- [PROBLEM]:
Spot each line in the records below where the word "this" occurs, then copy it.

- [SUPPLIED MATERIAL]:
● ● ● ●

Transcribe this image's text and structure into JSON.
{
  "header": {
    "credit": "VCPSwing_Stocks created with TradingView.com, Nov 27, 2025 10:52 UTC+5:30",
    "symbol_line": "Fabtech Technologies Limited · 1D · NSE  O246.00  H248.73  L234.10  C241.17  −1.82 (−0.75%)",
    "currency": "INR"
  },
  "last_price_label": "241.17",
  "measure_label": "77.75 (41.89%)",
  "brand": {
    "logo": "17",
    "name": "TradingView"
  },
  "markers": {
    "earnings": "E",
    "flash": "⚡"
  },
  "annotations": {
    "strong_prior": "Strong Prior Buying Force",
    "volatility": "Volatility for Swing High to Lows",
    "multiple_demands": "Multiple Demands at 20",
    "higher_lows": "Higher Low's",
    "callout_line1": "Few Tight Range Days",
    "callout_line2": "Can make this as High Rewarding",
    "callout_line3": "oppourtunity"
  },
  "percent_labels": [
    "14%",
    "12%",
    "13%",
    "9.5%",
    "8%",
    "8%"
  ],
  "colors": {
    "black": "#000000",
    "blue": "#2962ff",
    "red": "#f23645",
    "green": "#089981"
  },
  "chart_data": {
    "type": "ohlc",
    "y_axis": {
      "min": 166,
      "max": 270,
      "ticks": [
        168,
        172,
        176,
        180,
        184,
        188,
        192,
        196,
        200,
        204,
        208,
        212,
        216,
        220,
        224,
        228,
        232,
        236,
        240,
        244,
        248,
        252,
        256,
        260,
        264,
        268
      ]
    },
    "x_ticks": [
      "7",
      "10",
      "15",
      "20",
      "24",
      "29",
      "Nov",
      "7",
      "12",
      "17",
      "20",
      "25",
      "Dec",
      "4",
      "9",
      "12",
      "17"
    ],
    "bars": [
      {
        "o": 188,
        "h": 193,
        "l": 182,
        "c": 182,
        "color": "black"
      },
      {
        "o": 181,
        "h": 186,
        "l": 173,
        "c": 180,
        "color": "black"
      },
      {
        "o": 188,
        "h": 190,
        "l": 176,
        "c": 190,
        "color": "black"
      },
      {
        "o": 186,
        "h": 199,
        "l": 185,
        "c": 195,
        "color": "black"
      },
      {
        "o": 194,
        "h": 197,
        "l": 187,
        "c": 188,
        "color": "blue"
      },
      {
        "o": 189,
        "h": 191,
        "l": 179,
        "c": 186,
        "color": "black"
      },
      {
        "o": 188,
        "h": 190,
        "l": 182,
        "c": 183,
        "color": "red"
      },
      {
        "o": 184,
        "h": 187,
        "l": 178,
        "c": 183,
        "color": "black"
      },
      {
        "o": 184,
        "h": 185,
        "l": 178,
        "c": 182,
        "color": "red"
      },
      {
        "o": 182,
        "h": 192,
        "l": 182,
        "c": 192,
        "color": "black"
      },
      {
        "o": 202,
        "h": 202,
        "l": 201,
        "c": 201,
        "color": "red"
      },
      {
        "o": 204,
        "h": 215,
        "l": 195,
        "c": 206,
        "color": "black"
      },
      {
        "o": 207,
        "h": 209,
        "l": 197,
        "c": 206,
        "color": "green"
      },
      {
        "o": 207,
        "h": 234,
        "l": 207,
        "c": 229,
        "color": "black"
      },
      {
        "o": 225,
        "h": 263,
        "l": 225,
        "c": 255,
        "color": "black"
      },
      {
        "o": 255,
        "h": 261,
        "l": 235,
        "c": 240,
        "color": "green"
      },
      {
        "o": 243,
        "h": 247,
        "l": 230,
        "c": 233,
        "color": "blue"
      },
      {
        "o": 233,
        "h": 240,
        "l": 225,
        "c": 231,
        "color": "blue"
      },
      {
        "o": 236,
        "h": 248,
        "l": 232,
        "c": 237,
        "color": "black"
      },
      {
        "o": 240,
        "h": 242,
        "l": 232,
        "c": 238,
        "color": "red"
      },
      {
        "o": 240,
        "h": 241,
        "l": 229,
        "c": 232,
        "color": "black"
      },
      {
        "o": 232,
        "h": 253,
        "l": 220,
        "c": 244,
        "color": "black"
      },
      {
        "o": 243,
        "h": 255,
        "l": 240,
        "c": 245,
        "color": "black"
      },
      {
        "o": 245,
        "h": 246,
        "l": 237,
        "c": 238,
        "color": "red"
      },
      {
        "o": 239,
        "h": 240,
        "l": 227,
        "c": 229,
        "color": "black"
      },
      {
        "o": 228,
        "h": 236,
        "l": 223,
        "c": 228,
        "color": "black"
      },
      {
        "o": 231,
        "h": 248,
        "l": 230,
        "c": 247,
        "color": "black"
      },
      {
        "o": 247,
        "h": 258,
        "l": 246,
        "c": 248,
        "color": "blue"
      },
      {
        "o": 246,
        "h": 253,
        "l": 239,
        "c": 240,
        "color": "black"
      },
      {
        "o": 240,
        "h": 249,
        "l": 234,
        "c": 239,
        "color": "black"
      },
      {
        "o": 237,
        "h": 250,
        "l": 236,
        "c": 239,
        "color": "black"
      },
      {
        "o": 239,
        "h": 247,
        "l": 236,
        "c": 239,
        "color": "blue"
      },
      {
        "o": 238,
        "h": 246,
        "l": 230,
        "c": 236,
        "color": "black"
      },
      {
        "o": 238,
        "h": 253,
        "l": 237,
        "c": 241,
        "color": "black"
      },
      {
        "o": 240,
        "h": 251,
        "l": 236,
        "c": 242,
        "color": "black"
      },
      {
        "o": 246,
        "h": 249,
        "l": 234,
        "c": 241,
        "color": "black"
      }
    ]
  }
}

● ● ● ●

- [EXERCISE OUTPUT]:
Transcribe this image's text and structure into JSON.
    "callout_line2": "Can make this as High Rewarding",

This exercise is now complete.